-- BEGIN Supplied records --
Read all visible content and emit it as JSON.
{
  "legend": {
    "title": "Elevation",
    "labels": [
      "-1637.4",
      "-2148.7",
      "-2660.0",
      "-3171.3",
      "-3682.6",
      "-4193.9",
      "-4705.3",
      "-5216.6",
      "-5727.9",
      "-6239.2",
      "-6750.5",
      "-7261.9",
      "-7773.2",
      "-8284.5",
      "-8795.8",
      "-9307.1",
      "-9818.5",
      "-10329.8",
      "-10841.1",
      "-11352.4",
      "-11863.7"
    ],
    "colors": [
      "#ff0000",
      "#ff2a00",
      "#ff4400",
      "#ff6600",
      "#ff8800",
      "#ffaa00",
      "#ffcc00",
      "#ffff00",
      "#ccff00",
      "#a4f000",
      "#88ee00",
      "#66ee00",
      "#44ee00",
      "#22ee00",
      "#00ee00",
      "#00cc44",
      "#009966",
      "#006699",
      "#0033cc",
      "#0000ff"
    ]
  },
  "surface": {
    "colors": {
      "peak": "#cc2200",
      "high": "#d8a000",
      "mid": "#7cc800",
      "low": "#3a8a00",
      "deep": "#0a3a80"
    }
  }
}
-- END Supplied records --
### [Problem requirements]
Using the exact wording, write out all of the records.

### [Solved exercise]
Read all visible content and emit it as JSON.
{
  "legend": {
    "title": "Elevation",
    "labels": [
      "-1637.4",
      "-2148.7",
      "-2660.0",
      "-3171.3",
      "-3682.6",
      "-4193.9",
      "-4705.3",
      "-5216.6",
      "-5727.9",
      "-6239.2",
      "-6750.5",
      "-7261.9",
      "-7773.2",
      "-8284.5",
      "-8795.8",
      "-9307.1",
      "-9818.5",
      "-10329.8",
      "-10841.1",
      "-11352.4",
      "-11863.7"
    ],
    "colors": [
      "#ff0000",
      "#ff2a00",
      "#ff4400",
      "#ff6600",
      "#ff8800",
      "#ffaa00",
      "#ffcc00",
      "#ffff00",
      "#ccff00",
      "#a4f000",
      "#88ee00",
      "#66ee00",
      "#44ee00",
      "#22ee00",
      "#00ee00",
      "#00cc44",
      "#009966",
      "#006699",
      "#0033cc",
      "#0000ff"
    ]
  },
  "surface": {
    "colors": {
      "peak": "#cc2200",
      "high": "#d8a000",
      "mid": "#7cc800",
      "low": "#3a8a00",
      "deep": "#0a3a80"
    }
  }
}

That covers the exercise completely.